WHAT IS BEING ASKED: Copy the data that follows, character for character, minus the pictures.

Extracts from a graphics dataset:

-----

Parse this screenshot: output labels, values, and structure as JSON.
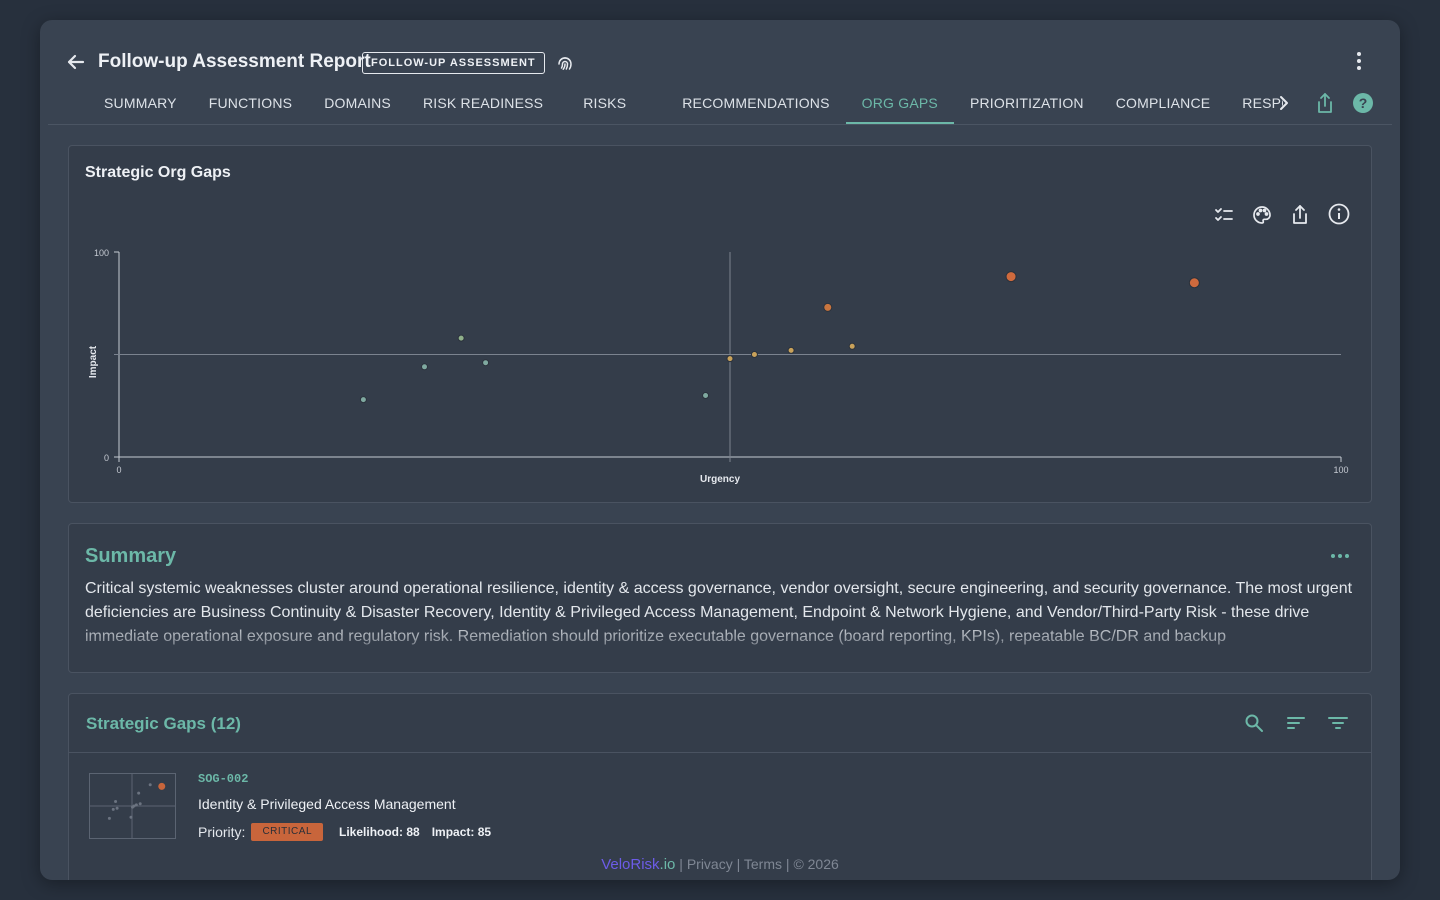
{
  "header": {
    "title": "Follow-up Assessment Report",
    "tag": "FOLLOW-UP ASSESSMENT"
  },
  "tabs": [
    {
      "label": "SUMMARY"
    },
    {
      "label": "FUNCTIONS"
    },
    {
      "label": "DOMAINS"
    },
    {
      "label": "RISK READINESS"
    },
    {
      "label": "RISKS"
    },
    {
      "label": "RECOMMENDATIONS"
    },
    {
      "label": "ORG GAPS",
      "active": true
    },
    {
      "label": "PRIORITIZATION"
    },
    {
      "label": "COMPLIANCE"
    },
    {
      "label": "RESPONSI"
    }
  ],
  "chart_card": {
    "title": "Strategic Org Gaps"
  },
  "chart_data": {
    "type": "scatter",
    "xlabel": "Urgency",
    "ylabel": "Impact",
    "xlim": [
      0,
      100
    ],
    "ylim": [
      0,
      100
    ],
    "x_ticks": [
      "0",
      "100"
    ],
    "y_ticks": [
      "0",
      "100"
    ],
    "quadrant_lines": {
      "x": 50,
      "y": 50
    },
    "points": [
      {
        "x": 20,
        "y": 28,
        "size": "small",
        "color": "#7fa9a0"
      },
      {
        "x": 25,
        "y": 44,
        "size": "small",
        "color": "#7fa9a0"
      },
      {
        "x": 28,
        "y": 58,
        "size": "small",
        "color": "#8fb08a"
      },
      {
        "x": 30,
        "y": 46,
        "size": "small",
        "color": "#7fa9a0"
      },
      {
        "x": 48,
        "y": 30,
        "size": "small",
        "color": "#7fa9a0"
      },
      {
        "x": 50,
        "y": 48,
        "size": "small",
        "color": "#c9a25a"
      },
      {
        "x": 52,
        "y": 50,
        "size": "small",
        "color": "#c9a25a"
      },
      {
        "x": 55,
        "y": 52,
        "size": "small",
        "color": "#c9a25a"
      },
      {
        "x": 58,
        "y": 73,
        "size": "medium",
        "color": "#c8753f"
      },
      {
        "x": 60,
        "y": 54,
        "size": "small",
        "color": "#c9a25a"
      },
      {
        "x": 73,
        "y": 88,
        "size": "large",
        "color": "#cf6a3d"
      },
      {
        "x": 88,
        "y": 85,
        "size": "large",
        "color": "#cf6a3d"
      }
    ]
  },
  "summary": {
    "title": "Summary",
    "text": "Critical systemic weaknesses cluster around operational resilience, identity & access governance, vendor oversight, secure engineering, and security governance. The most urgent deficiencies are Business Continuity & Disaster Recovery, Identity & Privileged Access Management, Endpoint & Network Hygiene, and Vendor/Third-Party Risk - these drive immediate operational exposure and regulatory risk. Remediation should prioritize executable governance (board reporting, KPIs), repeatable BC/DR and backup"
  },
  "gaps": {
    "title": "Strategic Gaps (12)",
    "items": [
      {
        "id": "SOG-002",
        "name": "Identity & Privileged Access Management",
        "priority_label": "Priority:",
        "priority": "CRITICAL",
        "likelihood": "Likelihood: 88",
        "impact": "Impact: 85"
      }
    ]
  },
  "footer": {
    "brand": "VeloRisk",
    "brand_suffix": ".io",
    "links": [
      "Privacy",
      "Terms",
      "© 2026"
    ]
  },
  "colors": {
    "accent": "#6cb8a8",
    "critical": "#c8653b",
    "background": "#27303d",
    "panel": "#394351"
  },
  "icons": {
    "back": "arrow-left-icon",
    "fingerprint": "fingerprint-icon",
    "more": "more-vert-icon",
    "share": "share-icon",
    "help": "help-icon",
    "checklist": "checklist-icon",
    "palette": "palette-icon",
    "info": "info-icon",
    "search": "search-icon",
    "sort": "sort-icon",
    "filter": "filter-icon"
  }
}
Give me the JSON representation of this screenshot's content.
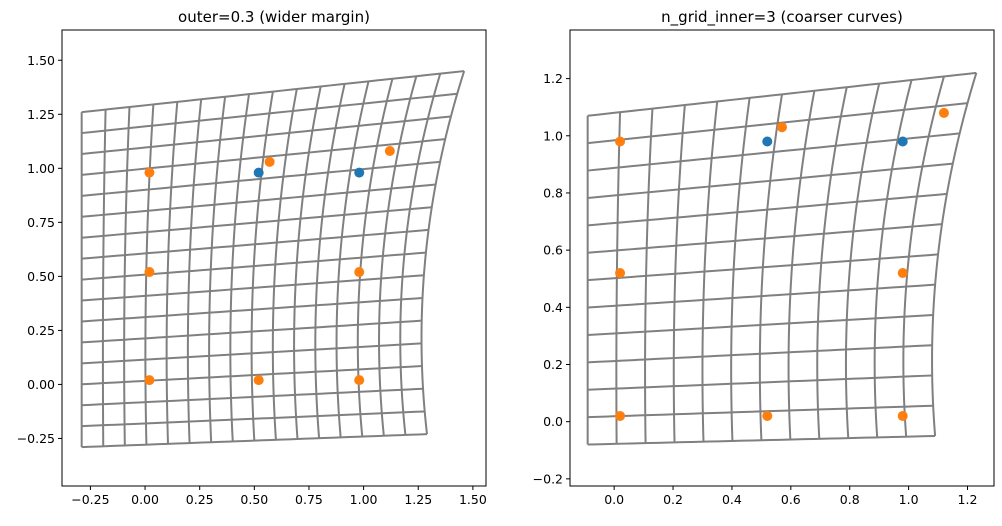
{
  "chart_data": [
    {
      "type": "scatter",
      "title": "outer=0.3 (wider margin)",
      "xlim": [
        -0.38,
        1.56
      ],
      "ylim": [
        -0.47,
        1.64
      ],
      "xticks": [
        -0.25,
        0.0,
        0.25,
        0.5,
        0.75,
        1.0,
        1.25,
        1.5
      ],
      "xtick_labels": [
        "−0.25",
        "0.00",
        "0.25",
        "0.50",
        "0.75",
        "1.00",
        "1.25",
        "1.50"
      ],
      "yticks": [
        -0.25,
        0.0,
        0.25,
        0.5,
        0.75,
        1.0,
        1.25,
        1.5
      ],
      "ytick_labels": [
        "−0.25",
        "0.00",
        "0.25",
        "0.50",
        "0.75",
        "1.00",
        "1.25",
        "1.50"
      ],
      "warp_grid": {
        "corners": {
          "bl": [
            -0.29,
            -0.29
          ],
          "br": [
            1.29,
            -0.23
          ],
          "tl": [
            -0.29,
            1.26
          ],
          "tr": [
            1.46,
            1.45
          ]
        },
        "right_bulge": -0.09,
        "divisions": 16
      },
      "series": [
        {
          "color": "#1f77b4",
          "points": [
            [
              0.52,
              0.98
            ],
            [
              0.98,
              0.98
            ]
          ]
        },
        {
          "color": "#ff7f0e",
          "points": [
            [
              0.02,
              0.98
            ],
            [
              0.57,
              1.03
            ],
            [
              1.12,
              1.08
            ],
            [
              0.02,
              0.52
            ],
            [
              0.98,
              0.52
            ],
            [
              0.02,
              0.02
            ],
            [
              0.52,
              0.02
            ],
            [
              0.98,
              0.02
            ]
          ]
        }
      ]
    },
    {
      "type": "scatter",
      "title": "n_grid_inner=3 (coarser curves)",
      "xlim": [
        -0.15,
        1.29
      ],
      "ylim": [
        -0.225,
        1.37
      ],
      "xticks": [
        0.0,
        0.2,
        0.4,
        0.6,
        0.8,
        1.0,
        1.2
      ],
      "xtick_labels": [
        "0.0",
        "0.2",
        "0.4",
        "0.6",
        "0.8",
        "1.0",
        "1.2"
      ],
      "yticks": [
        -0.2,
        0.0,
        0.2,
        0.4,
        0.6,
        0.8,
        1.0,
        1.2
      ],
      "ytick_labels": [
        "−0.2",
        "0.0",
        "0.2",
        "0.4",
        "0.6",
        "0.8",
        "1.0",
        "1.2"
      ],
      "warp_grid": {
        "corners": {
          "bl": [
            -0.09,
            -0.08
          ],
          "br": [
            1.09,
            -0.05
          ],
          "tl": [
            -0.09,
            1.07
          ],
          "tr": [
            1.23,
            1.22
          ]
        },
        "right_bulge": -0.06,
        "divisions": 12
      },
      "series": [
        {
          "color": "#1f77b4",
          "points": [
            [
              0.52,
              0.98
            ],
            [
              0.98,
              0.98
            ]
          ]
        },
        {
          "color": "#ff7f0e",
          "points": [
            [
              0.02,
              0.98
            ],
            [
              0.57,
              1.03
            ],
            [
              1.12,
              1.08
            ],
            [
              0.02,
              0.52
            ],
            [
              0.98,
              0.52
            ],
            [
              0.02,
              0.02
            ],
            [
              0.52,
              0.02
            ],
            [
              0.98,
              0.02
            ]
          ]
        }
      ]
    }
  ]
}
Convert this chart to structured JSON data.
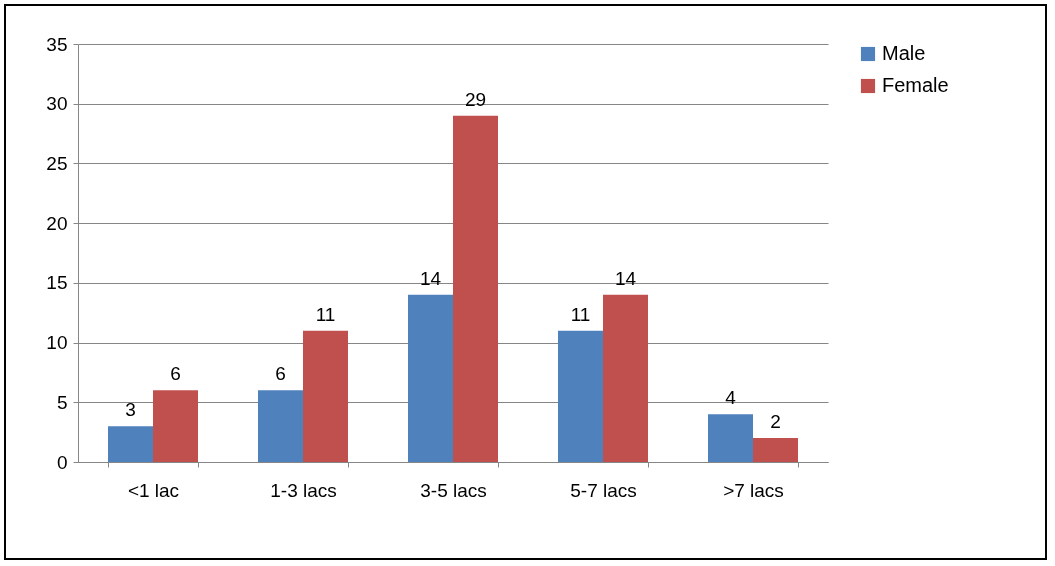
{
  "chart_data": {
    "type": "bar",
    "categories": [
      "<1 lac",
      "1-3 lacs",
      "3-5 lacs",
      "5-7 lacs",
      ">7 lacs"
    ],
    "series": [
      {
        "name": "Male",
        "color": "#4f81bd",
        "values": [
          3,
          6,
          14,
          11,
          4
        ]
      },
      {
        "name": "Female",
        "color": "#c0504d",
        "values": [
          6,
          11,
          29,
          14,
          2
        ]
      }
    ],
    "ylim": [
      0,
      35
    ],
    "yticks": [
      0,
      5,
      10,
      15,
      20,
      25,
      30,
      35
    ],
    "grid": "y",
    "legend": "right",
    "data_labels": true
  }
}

-----

RESPONSE TO THIS TASK:
Parse this screenshot: output labels, values, and structure as JSON.
{
  "header": {
    "title": "Follow-up Assessment Report",
    "tag": "FOLLOW-UP ASSESSMENT"
  },
  "tabs": [
    {
      "label": "SUMMARY"
    },
    {
      "label": "FUNCTIONS"
    },
    {
      "label": "DOMAINS"
    },
    {
      "label": "RISK READINESS"
    },
    {
      "label": "RISKS"
    },
    {
      "label": "RECOMMENDATIONS"
    },
    {
      "label": "ORG GAPS",
      "active": true
    },
    {
      "label": "PRIORITIZATION"
    },
    {
      "label": "COMPLIANCE"
    },
    {
      "label": "RESPONSI"
    }
  ],
  "chart_card": {
    "title": "Strategic Org Gaps"
  },
  "chart_data": {
    "type": "scatter",
    "xlabel": "Urgency",
    "ylabel": "Impact",
    "xlim": [
      0,
      100
    ],
    "ylim": [
      0,
      100
    ],
    "x_ticks": [
      "0",
      "100"
    ],
    "y_ticks": [
      "0",
      "100"
    ],
    "quadrant_lines": {
      "x": 50,
      "y": 50
    },
    "points": [
      {
        "x": 20,
        "y": 28,
        "size": "small",
        "color": "#7fa9a0"
      },
      {
        "x": 25,
        "y": 44,
        "size": "small",
        "color": "#7fa9a0"
      },
      {
        "x": 28,
        "y": 58,
        "size": "small",
        "color": "#8fb08a"
      },
      {
        "x": 30,
        "y": 46,
        "size": "small",
        "color": "#7fa9a0"
      },
      {
        "x": 48,
        "y": 30,
        "size": "small",
        "color": "#7fa9a0"
      },
      {
        "x": 50,
        "y": 48,
        "size": "small",
        "color": "#c9a25a"
      },
      {
        "x": 52,
        "y": 50,
        "size": "small",
        "color": "#c9a25a"
      },
      {
        "x": 55,
        "y": 52,
        "size": "small",
        "color": "#c9a25a"
      },
      {
        "x": 58,
        "y": 73,
        "size": "medium",
        "color": "#c8753f"
      },
      {
        "x": 60,
        "y": 54,
        "size": "small",
        "color": "#c9a25a"
      },
      {
        "x": 73,
        "y": 88,
        "size": "large",
        "color": "#cf6a3d"
      },
      {
        "x": 88,
        "y": 85,
        "size": "large",
        "color": "#cf6a3d"
      }
    ]
  },
  "summary": {
    "title": "Summary",
    "text": "Critical systemic weaknesses cluster around operational resilience, identity & access governance, vendor oversight, secure engineering, and security governance. The most urgent deficiencies are Business Continuity & Disaster Recovery, Identity & Privileged Access Management, Endpoint & Network Hygiene, and Vendor/Third-Party Risk - these drive immediate operational exposure and regulatory risk. Remediation should prioritize executable governance (board reporting, KPIs), repeatable BC/DR and backup"
  },
  "gaps": {
    "title": "Strategic Gaps (12)",
    "items": [
      {
        "id": "SOG-002",
        "name": "Identity & Privileged Access Management",
        "priority_label": "Priority:",
        "priority": "CRITICAL",
        "likelihood": "Likelihood: 88",
        "impact": "Impact: 85"
      }
    ]
  },
  "footer": {
    "brand": "VeloRisk",
    "brand_suffix": ".io",
    "links": [
      "Privacy",
      "Terms",
      "© 2026"
    ]
  },
  "colors": {
    "accent": "#6cb8a8",
    "critical": "#c8653b",
    "background": "#27303d",
    "panel": "#394351"
  },
  "icons": {
    "back": "arrow-left-icon",
    "fingerprint": "fingerprint-icon",
    "more": "more-vert-icon",
    "share": "share-icon",
    "help": "help-icon",
    "checklist": "checklist-icon",
    "palette": "palette-icon",
    "info": "info-icon",
    "search": "search-icon",
    "sort": "sort-icon",
    "filter": "filter-icon"
  }
}
Give me the JSON representation of this screenshot's content.
{
  "chart_data": [
    {
      "type": "scatter",
      "title": "outer=0.3 (wider margin)",
      "xlim": [
        -0.38,
        1.56
      ],
      "ylim": [
        -0.47,
        1.64
      ],
      "xticks": [
        -0.25,
        0.0,
        0.25,
        0.5,
        0.75,
        1.0,
        1.25,
        1.5
      ],
      "xtick_labels": [
        "−0.25",
        "0.00",
        "0.25",
        "0.50",
        "0.75",
        "1.00",
        "1.25",
        "1.50"
      ],
      "yticks": [
        -0.25,
        0.0,
        0.25,
        0.5,
        0.75,
        1.0,
        1.25,
        1.5
      ],
      "ytick_labels": [
        "−0.25",
        "0.00",
        "0.25",
        "0.50",
        "0.75",
        "1.00",
        "1.25",
        "1.50"
      ],
      "warp_grid": {
        "corners": {
          "bl": [
            -0.29,
            -0.29
          ],
          "br": [
            1.29,
            -0.23
          ],
          "tl": [
            -0.29,
            1.26
          ],
          "tr": [
            1.46,
            1.45
          ]
        },
        "right_bulge": -0.09,
        "divisions": 16
      },
      "series": [
        {
          "color": "#1f77b4",
          "points": [
            [
              0.52,
              0.98
            ],
            [
              0.98,
              0.98
            ]
          ]
        },
        {
          "color": "#ff7f0e",
          "points": [
            [
              0.02,
              0.98
            ],
            [
              0.57,
              1.03
            ],
            [
              1.12,
              1.08
            ],
            [
              0.02,
              0.52
            ],
            [
              0.98,
              0.52
            ],
            [
              0.02,
              0.02
            ],
            [
              0.52,
              0.02
            ],
            [
              0.98,
              0.02
            ]
          ]
        }
      ]
    },
    {
      "type": "scatter",
      "title": "n_grid_inner=3 (coarser curves)",
      "xlim": [
        -0.15,
        1.29
      ],
      "ylim": [
        -0.225,
        1.37
      ],
      "xticks": [
        0.0,
        0.2,
        0.4,
        0.6,
        0.8,
        1.0,
        1.2
      ],
      "xtick_labels": [
        "0.0",
        "0.2",
        "0.4",
        "0.6",
        "0.8",
        "1.0",
        "1.2"
      ],
      "yticks": [
        -0.2,
        0.0,
        0.2,
        0.4,
        0.6,
        0.8,
        1.0,
        1.2
      ],
      "ytick_labels": [
        "−0.2",
        "0.0",
        "0.2",
        "0.4",
        "0.6",
        "0.8",
        "1.0",
        "1.2"
      ],
      "warp_grid": {
        "corners": {
          "bl": [
            -0.09,
            -0.08
          ],
          "br": [
            1.09,
            -0.05
          ],
          "tl": [
            -0.09,
            1.07
          ],
          "tr": [
            1.23,
            1.22
          ]
        },
        "right_bulge": -0.06,
        "divisions": 12
      },
      "series": [
        {
          "color": "#1f77b4",
          "points": [
            [
              0.52,
              0.98
            ],
            [
              0.98,
              0.98
            ]
          ]
        },
        {
          "color": "#ff7f0e",
          "points": [
            [
              0.02,
              0.98
            ],
            [
              0.57,
              1.03
            ],
            [
              1.12,
              1.08
            ],
            [
              0.02,
              0.52
            ],
            [
              0.98,
              0.52
            ],
            [
              0.02,
              0.02
            ],
            [
              0.52,
              0.02
            ],
            [
              0.98,
              0.02
            ]
          ]
        }
      ]
    }
  ]
}
Convert this chart to structured JSON data.
{
  "chart_data": {
    "type": "bar",
    "categories": [
      "<1 lac",
      "1-3 lacs",
      "3-5 lacs",
      "5-7 lacs",
      ">7 lacs"
    ],
    "series": [
      {
        "name": "Male",
        "color": "#4f81bd",
        "values": [
          3,
          6,
          14,
          11,
          4
        ]
      },
      {
        "name": "Female",
        "color": "#c0504d",
        "values": [
          6,
          11,
          29,
          14,
          2
        ]
      }
    ],
    "ylim": [
      0,
      35
    ],
    "yticks": [
      0,
      5,
      10,
      15,
      20,
      25,
      30,
      35
    ],
    "grid": "y",
    "legend": "right",
    "data_labels": true
  }
}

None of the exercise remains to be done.